═══ Information given ═══

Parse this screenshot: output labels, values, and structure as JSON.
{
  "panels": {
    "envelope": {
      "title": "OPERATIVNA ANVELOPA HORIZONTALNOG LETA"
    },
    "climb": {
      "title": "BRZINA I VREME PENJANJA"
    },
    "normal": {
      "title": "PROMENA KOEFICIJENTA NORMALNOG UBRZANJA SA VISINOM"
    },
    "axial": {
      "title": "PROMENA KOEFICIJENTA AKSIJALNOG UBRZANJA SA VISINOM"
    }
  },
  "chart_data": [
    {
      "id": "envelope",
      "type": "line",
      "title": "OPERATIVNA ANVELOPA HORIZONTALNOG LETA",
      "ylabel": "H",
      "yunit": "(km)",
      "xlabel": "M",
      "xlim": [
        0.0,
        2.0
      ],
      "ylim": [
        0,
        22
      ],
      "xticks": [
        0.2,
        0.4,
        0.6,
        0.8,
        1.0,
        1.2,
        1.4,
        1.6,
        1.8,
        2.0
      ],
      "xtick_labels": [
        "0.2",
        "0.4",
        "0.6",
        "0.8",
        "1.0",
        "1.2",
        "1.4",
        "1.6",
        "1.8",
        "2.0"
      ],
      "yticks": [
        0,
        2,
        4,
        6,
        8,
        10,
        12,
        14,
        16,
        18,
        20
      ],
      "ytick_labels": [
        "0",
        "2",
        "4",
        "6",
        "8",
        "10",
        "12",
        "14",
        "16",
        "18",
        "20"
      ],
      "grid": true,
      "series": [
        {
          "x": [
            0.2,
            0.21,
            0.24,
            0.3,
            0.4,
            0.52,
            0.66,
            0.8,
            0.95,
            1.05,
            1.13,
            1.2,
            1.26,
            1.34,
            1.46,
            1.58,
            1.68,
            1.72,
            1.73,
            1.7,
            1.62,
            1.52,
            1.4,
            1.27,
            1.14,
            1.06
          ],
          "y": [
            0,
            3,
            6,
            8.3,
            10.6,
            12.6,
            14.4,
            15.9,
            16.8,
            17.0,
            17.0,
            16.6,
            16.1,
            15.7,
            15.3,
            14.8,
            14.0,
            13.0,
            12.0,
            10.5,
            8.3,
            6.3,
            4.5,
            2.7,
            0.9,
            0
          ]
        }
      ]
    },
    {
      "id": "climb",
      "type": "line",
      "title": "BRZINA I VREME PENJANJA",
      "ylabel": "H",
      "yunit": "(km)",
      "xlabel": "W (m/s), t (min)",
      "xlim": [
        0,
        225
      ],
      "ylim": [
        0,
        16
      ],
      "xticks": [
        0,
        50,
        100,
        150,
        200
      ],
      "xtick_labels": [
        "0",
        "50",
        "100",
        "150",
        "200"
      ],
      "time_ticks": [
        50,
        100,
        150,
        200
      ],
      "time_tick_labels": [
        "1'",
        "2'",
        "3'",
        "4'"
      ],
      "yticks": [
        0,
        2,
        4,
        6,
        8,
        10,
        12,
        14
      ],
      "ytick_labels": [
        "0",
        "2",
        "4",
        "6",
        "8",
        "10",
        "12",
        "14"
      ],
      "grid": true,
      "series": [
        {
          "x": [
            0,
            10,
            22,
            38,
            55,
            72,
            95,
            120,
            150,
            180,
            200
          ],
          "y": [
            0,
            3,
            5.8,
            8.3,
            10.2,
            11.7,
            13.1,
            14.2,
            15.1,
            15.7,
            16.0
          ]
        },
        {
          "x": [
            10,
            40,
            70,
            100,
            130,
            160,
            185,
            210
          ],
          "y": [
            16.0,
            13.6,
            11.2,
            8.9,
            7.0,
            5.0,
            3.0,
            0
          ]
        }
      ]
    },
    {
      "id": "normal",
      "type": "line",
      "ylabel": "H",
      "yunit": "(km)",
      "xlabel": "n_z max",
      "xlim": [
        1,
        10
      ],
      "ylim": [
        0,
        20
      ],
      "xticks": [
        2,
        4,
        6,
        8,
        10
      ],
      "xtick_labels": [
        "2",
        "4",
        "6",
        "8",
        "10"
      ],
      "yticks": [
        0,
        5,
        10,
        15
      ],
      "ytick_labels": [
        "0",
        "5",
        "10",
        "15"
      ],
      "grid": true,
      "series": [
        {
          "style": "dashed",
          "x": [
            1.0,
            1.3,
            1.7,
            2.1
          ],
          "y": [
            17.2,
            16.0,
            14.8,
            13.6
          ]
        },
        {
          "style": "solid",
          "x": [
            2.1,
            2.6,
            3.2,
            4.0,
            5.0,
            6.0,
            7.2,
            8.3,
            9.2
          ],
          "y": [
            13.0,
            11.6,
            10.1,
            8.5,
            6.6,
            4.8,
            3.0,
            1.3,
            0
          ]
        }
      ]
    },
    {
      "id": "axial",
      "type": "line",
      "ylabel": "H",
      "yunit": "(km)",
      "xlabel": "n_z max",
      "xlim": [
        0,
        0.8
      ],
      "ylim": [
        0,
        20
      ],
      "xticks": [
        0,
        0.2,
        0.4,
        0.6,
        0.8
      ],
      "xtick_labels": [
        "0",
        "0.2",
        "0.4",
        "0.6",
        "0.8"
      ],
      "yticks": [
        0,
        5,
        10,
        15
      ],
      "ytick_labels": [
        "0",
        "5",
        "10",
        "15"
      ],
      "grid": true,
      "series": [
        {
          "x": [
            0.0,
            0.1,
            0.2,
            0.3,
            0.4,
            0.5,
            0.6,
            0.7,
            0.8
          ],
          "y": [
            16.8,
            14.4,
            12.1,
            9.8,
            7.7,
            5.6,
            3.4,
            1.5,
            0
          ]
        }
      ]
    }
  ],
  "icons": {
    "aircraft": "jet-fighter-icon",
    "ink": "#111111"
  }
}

═══

- **Exercise brief**
Please reproduce each line exactly as written.

- **Task output**
Parse this screenshot: output labels, values, and structure as JSON.
{
  "panels": {
    "envelope": {
      "title": "OPERATIVNA ANVELOPA HORIZONTALNOG LETA"
    },
    "climb": {
      "title": "BRZINA I VREME PENJANJA"
    },
    "normal": {
      "title": "PROMENA KOEFICIJENTA NORMALNOG UBRZANJA SA VISINOM"
    },
    "axial": {
      "title": "PROMENA KOEFICIJENTA AKSIJALNOG UBRZANJA SA VISINOM"
    }
  },
  "chart_data": [
    {
      "id": "envelope",
      "type": "line",
      "title": "OPERATIVNA ANVELOPA HORIZONTALNOG LETA",
      "ylabel": "H",
      "yunit": "(km)",
      "xlabel": "M",
      "xlim": [
        0.0,
        2.0
      ],
      "ylim": [
        0,
        22
      ],
      "xticks": [
        0.2,
        0.4,
        0.6,
        0.8,
        1.0,
        1.2,
        1.4,
        1.6,
        1.8,
        2.0
      ],
      "xtick_labels": [
        "0.2",
        "0.4",
        "0.6",
        "0.8",
        "1.0",
        "1.2",
        "1.4",
        "1.6",
        "1.8",
        "2.0"
      ],
      "yticks": [
        0,
        2,
        4,
        6,
        8,
        10,
        12,
        14,
        16,
        18,
        20
      ],
      "ytick_labels": [
        "0",
        "2",
        "4",
        "6",
        "8",
        "10",
        "12",
        "14",
        "16",
        "18",
        "20"
      ],
      "grid": true,
      "series": [
        {
          "x": [
            0.2,
            0.21,
            0.24,
            0.3,
            0.4,
            0.52,
            0.66,
            0.8,
            0.95,
            1.05,
            1.13,
            1.2,
            1.26,
            1.34,
            1.46,
            1.58,
            1.68,
            1.72,
            1.73,
            1.7,
            1.62,
            1.52,
            1.4,
            1.27,
            1.14,
            1.06
          ],
          "y": [
            0,
            3,
            6,
            8.3,
            10.6,
            12.6,
            14.4,
            15.9,
            16.8,
            17.0,
            17.0,
            16.6,
            16.1,
            15.7,
            15.3,
            14.8,
            14.0,
            13.0,
            12.0,
            10.5,
            8.3,
            6.3,
            4.5,
            2.7,
            0.9,
            0
          ]
        }
      ]
    },
    {
      "id": "climb",
      "type": "line",
      "title": "BRZINA I VREME PENJANJA",
      "ylabel": "H",
      "yunit": "(km)",
      "xlabel": "W (m/s), t (min)",
      "xlim": [
        0,
        225
      ],
      "ylim": [
        0,
        16
      ],
      "xticks": [
        0,
        50,
        100,
        150,
        200
      ],
      "xtick_labels": [
        "0",
        "50",
        "100",
        "150",
        "200"
      ],
      "time_ticks": [
        50,
        100,
        150,
        200
      ],
      "time_tick_labels": [
        "1'",
        "2'",
        "3'",
        "4'"
      ],
      "yticks": [
        0,
        2,
        4,
        6,
        8,
        10,
        12,
        14
      ],
      "ytick_labels": [
        "0",
        "2",
        "4",
        "6",
        "8",
        "10",
        "12",
        "14"
      ],
      "grid": true,
      "series": [
        {
          "x": [
            0,
            10,
            22,
            38,
            55,
            72,
            95,
            120,
            150,
            180,
            200
          ],
          "y": [
            0,
            3,
            5.8,
            8.3,
            10.2,
            11.7,
            13.1,
            14.2,
            15.1,
            15.7,
            16.0
          ]
        },
        {
          "x": [
            10,
            40,
            70,
            100,
            130,
            160,
            185,
            210
          ],
          "y": [
            16.0,
            13.6,
            11.2,
            8.9,
            7.0,
            5.0,
            3.0,
            0
          ]
        }
      ]
    },
    {
      "id": "normal",
      "type": "line",
      "ylabel": "H",
      "yunit": "(km)",
      "xlabel": "n_z max",
      "xlim": [
        1,
        10
      ],
      "ylim": [
        0,
        20
      ],
      "xticks": [
        2,
        4,
        6,
        8,
        10
      ],
      "xtick_labels": [
        "2",
        "4",
        "6",
        "8",
        "10"
      ],
      "yticks": [
        0,
        5,
        10,
        15
      ],
      "ytick_labels": [
        "0",
        "5",
        "10",
        "15"
      ],
      "grid": true,
      "series": [
        {
          "style": "dashed",
          "x": [
            1.0,
            1.3,
            1.7,
            2.1
          ],
          "y": [
            17.2,
            16.0,
            14.8,
            13.6
          ]
        },
        {
          "style": "solid",
          "x": [
            2.1,
            2.6,
            3.2,
            4.0,
            5.0,
            6.0,
            7.2,
            8.3,
            9.2
          ],
          "y": [
            13.0,
            11.6,
            10.1,
            8.5,
            6.6,
            4.8,
            3.0,
            1.3,
            0
          ]
        }
      ]
    },
    {
      "id": "axial",
      "type": "line",
      "ylabel": "H",
      "yunit": "(km)",
      "xlabel": "n_z max",
      "xlim": [
        0,
        0.8
      ],
      "ylim": [
        0,
        20
      ],
      "xticks": [
        0,
        0.2,
        0.4,
        0.6,
        0.8
      ],
      "xtick_labels": [
        "0",
        "0.2",
        "0.4",
        "0.6",
        "0.8"
      ],
      "yticks": [
        0,
        5,
        10,
        15
      ],
      "ytick_labels": [
        "0",
        "5",
        "10",
        "15"
      ],
      "grid": true,
      "series": [
        {
          "x": [
            0.0,
            0.1,
            0.2,
            0.3,
            0.4,
            0.5,
            0.6,
            0.7,
            0.8
          ],
          "y": [
            16.8,
            14.4,
            12.1,
            9.8,
            7.7,
            5.6,
            3.4,
            1.5,
            0
          ]
        }
      ]
    }
  ],
  "icons": {
    "aircraft": "jet-fighter-icon",
    "ink": "#111111"
  }
}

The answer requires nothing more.